__What is expected__
Exclude the pictures; give every entry again exactly as written.

# start of Given records

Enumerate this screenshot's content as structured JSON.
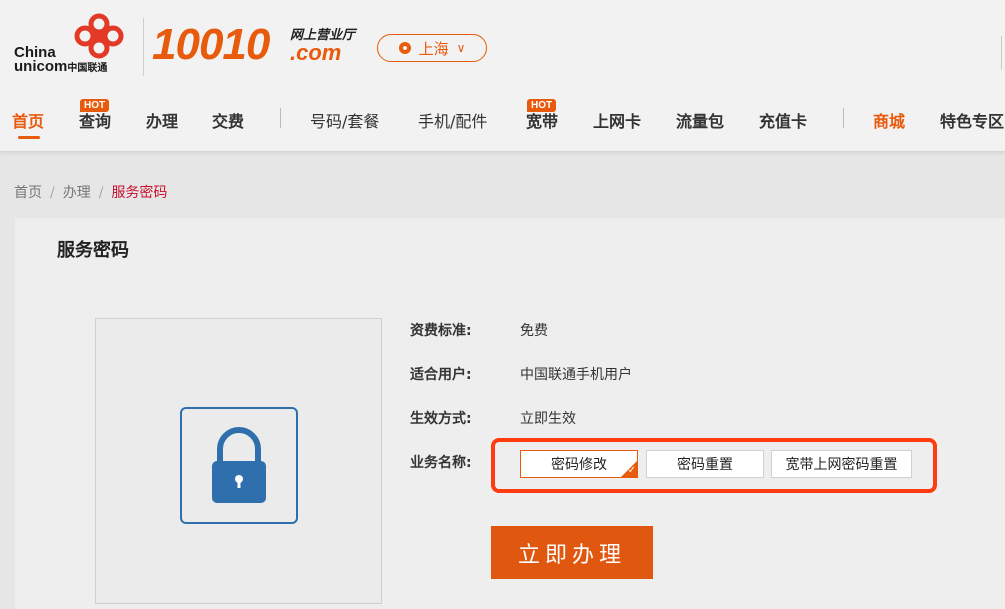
{
  "header": {
    "logo": {
      "en_line1": "China",
      "en_line2": "unicom",
      "cn": "中国联通"
    },
    "brand_number": "10010",
    "brand_sub_top": "网上营业厅",
    "brand_sub_bottom": ".com",
    "city": "上海"
  },
  "nav": {
    "items": [
      {
        "label": "首页"
      },
      {
        "label": "查询",
        "badge": "HOT"
      },
      {
        "label": "办理"
      },
      {
        "label": "交费"
      },
      {
        "label": "号码/套餐"
      },
      {
        "label": "手机/配件"
      },
      {
        "label": "宽带",
        "badge": "HOT"
      },
      {
        "label": "上网卡"
      },
      {
        "label": "流量包"
      },
      {
        "label": "充值卡"
      },
      {
        "label": "商城"
      },
      {
        "label": "特色专区"
      }
    ]
  },
  "breadcrumb": {
    "home": "首页",
    "section": "办理",
    "current": "服务密码",
    "sep": "/"
  },
  "main": {
    "title": "服务密码",
    "fee_label": "资费标准:",
    "fee_value": "免费",
    "users_label": "适合用户:",
    "users_value": "中国联通手机用户",
    "effect_label": "生效方式:",
    "effect_value": "立即生效",
    "business_label": "业务名称:",
    "options": [
      "密码修改",
      "密码重置",
      "宽带上网密码重置"
    ],
    "selected_option": "密码修改",
    "submit": "立即办理"
  },
  "colors": {
    "brand_orange": "#e85a0c",
    "highlight_red": "#ff3b10",
    "lock_blue": "#2f6fad",
    "breadcrumb_red": "#c8102e"
  }
}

# end of Given records

__Written response__
Enumerate this screenshot's content as structured JSON.
{
  "header": {
    "logo": {
      "en_line1": "China",
      "en_line2": "unicom",
      "cn": "中国联通"
    },
    "brand_number": "10010",
    "brand_sub_top": "网上营业厅",
    "brand_sub_bottom": ".com",
    "city": "上海"
  },
  "nav": {
    "items": [
      {
        "label": "首页"
      },
      {
        "label": "查询",
        "badge": "HOT"
      },
      {
        "label": "办理"
      },
      {
        "label": "交费"
      },
      {
        "label": "号码/套餐"
      },
      {
        "label": "手机/配件"
      },
      {
        "label": "宽带",
        "badge": "HOT"
      },
      {
        "label": "上网卡"
      },
      {
        "label": "流量包"
      },
      {
        "label": "充值卡"
      },
      {
        "label": "商城"
      },
      {
        "label": "特色专区"
      }
    ]
  },
  "breadcrumb": {
    "home": "首页",
    "section": "办理",
    "current": "服务密码",
    "sep": "/"
  },
  "main": {
    "title": "服务密码",
    "fee_label": "资费标准:",
    "fee_value": "免费",
    "users_label": "适合用户:",
    "users_value": "中国联通手机用户",
    "effect_label": "生效方式:",
    "effect_value": "立即生效",
    "business_label": "业务名称:",
    "options": [
      "密码修改",
      "密码重置",
      "宽带上网密码重置"
    ],
    "selected_option": "密码修改",
    "submit": "立即办理"
  },
  "colors": {
    "brand_orange": "#e85a0c",
    "highlight_red": "#ff3b10",
    "lock_blue": "#2f6fad",
    "breadcrumb_red": "#c8102e"
  }
}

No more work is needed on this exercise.